(Task) Copy out every line in which the string "comme" occurs.

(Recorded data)
========

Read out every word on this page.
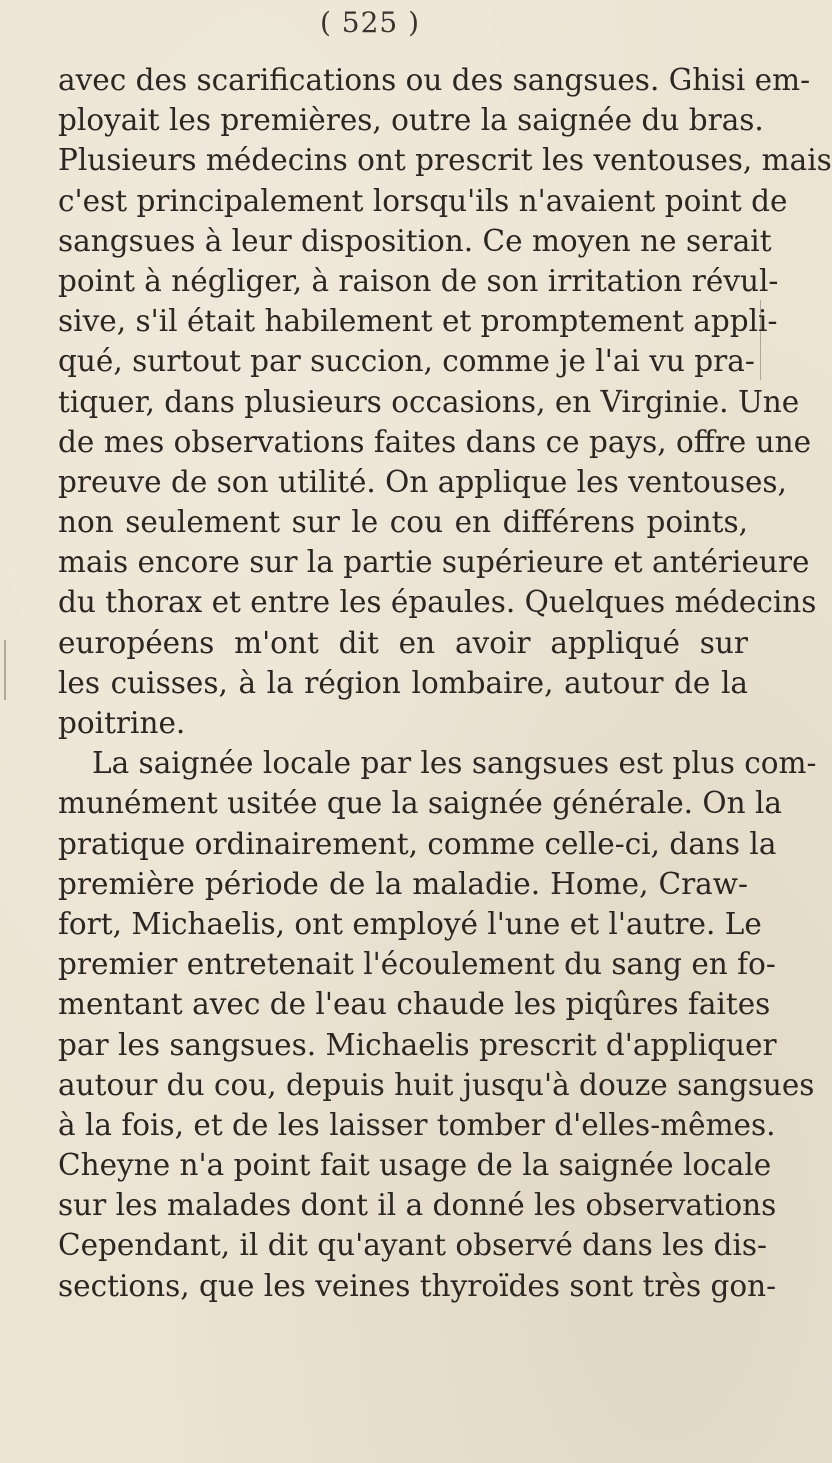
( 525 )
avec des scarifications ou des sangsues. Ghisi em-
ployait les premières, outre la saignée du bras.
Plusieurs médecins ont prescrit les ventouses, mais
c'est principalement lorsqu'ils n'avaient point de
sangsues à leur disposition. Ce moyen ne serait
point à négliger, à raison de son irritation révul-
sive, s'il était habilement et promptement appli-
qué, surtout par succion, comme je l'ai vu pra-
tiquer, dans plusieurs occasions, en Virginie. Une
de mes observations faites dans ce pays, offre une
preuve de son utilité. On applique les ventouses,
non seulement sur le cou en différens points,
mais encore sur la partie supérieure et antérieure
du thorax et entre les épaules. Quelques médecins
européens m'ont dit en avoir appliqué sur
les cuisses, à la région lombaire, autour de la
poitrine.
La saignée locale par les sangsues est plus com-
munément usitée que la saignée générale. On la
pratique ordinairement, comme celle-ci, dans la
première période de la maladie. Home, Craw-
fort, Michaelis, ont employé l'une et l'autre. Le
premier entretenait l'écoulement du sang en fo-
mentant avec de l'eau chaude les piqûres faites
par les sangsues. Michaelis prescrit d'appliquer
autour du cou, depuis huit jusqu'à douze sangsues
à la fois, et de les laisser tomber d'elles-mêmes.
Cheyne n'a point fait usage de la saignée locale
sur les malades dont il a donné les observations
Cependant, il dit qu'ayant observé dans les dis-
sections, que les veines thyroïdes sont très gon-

========

(Response to the exercise)
qué, surtout par succion, comme je l'ai vu pra-
pratique ordinairement, comme celle-ci, dans la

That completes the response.